- [Exercise] Search the records that follow and extract every line containing the string "Install".

━━━━━━━━

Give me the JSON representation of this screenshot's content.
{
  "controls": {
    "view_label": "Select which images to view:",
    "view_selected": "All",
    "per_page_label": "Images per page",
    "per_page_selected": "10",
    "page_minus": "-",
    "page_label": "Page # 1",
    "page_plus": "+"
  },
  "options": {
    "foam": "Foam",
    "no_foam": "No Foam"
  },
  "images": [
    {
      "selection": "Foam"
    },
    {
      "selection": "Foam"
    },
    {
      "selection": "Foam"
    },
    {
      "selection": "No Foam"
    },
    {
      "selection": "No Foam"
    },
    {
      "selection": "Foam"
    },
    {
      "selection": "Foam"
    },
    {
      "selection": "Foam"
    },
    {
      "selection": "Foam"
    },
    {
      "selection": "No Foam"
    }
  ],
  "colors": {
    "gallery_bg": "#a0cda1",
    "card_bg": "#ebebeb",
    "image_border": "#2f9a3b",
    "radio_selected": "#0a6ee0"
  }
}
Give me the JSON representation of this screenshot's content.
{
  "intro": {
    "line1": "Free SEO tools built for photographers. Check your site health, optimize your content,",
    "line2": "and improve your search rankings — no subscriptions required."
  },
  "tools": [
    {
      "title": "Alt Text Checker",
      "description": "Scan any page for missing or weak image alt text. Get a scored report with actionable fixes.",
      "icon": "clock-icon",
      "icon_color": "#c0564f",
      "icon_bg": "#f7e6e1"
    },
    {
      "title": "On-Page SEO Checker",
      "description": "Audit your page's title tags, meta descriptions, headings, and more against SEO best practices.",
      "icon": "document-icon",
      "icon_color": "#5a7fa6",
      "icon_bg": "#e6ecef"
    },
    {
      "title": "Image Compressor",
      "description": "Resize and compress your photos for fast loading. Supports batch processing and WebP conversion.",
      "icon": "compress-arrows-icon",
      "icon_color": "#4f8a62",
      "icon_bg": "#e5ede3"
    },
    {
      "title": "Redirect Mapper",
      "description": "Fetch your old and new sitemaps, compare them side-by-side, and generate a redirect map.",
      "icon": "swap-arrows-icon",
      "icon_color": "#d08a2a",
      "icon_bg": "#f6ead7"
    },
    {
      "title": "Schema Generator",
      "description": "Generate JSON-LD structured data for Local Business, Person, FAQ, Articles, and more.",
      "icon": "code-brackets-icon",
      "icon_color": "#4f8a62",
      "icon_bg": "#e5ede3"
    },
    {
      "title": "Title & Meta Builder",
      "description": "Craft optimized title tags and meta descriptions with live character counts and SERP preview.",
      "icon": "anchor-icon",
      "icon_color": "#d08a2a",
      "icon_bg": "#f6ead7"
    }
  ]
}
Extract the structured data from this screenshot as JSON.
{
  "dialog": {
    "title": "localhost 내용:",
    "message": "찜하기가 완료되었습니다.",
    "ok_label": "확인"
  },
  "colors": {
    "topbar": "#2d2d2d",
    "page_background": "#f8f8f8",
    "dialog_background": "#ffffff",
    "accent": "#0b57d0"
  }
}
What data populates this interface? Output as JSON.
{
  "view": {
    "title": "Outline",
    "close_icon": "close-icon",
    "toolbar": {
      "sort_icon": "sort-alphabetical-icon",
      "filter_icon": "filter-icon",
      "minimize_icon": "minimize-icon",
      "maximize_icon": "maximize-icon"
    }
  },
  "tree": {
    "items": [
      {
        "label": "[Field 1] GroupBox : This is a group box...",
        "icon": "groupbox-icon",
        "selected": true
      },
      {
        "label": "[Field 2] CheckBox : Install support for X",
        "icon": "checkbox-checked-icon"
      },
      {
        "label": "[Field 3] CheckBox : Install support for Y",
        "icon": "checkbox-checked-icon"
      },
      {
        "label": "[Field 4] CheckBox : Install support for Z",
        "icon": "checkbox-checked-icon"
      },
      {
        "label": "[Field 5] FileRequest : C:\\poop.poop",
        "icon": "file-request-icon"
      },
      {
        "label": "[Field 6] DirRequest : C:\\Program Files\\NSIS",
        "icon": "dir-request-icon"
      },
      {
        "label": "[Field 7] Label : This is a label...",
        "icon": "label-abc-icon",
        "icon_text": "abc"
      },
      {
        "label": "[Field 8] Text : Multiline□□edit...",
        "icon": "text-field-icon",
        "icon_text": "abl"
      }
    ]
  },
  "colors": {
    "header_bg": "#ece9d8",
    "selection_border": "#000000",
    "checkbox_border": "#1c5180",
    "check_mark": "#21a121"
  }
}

━━━━━━━━

- [Solution to this exercise]
        "label": "[Field 2] CheckBox : Install support for X",
        "label": "[Field 3] CheckBox : Install support for Y",
        "label": "[Field 4] CheckBox : Install support for Z",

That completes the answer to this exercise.